→ SOURCE MATERIAL:
%%

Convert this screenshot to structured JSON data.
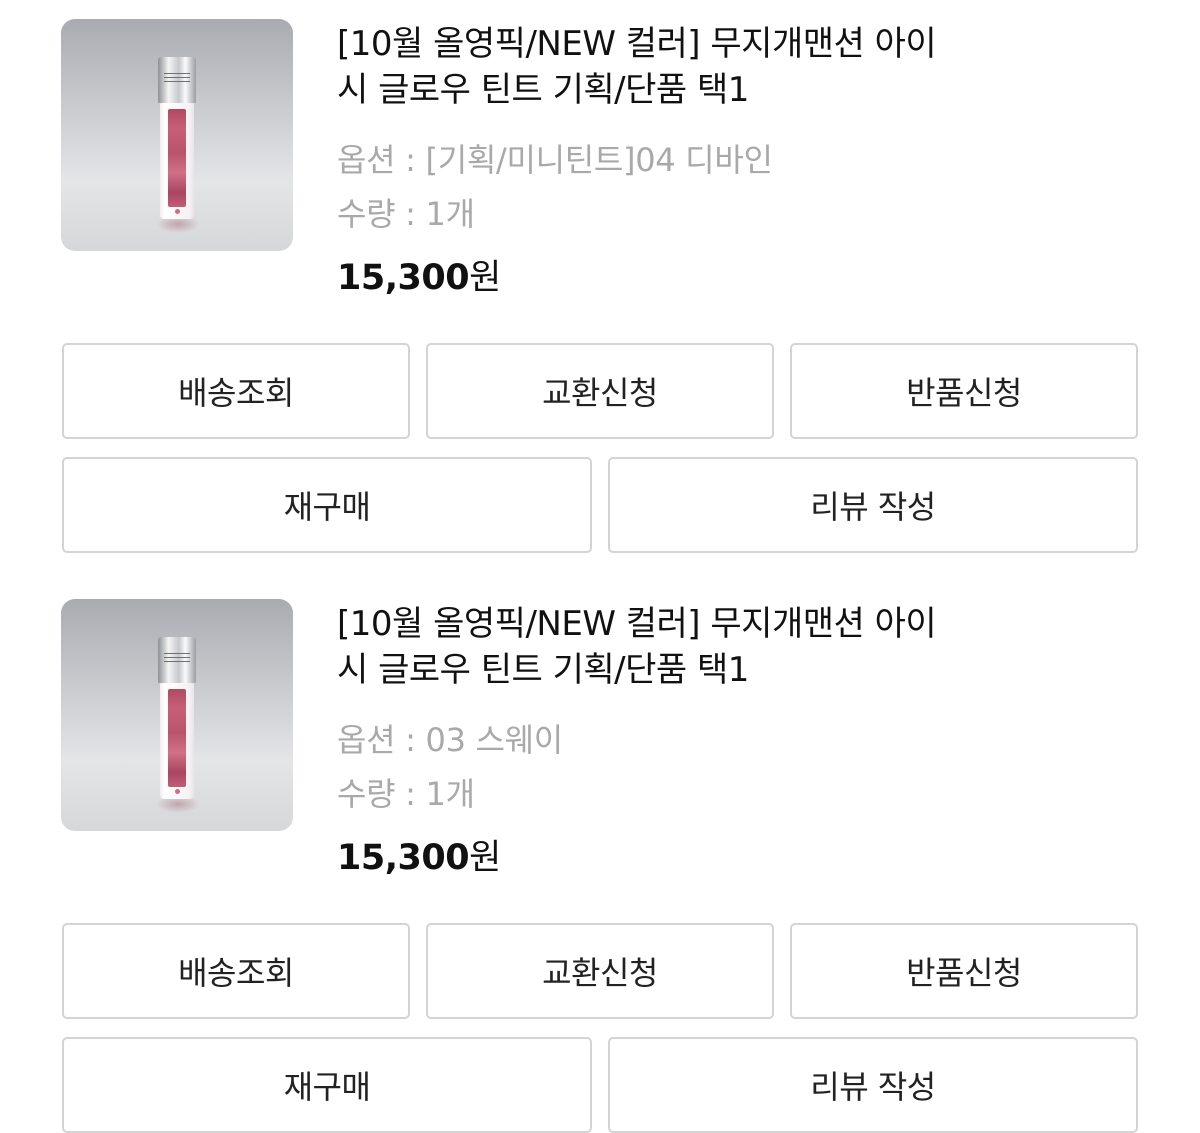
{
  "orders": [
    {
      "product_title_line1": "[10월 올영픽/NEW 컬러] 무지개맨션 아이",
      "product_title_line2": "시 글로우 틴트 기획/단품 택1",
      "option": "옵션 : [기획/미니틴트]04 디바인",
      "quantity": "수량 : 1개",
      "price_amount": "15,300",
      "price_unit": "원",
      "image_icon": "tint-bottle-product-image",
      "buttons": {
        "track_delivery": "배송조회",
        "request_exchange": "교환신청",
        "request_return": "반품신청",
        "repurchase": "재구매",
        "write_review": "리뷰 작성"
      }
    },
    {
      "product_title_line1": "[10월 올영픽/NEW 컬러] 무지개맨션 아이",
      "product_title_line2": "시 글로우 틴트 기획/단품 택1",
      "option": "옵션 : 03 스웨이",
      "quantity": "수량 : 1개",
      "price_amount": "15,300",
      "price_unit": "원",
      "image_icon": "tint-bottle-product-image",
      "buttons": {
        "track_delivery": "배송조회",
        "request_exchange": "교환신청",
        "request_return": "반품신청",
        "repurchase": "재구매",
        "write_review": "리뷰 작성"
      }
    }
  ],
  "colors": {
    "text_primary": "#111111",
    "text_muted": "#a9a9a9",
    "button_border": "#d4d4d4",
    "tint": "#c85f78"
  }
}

%%
%%

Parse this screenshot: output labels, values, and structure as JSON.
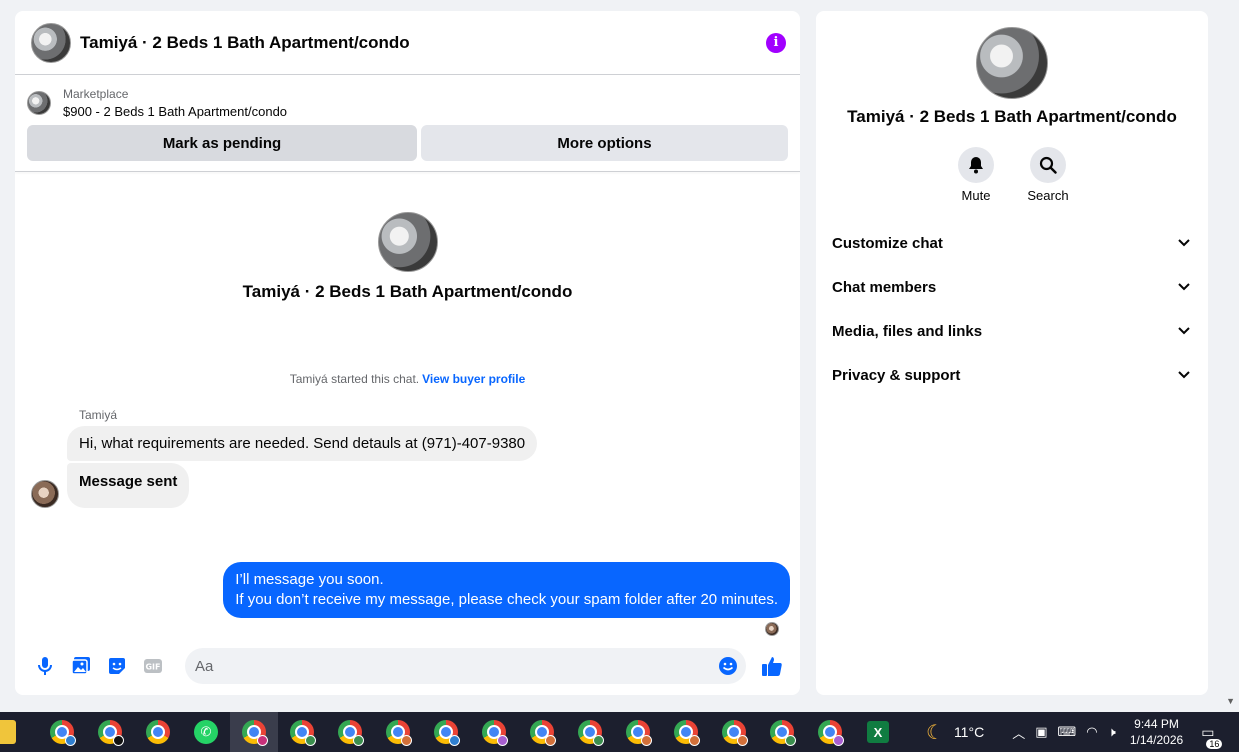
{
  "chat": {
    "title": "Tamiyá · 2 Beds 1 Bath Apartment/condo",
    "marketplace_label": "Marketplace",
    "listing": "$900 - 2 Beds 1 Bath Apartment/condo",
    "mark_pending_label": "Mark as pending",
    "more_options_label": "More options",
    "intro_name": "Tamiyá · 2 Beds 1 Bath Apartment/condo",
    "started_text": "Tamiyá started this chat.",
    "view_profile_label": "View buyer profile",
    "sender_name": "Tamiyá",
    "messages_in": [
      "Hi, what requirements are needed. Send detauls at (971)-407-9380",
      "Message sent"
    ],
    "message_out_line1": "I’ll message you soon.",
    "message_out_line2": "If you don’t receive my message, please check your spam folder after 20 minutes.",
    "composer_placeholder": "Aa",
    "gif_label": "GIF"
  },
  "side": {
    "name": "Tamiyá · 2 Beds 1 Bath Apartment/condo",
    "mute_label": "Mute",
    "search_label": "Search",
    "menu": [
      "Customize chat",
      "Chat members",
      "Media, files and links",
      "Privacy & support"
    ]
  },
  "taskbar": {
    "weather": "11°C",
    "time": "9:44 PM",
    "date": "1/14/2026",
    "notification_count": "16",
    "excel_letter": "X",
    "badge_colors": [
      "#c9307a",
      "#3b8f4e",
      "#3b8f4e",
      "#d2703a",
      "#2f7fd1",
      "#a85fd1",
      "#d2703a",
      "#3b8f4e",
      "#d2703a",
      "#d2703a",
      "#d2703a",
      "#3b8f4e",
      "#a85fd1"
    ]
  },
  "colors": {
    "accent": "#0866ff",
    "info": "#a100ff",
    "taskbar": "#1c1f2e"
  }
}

%%

Pick out the lines containing the word "condo" and show them.

    "title": "Tamiyá · 2 Beds 1 Bath Apartment/condo",
    "listing": "$900 - 2 Beds 1 Bath Apartment/condo",
    "intro_name": "Tamiyá · 2 Beds 1 Bath Apartment/condo",
    "name": "Tamiyá · 2 Beds 1 Bath Apartment/condo",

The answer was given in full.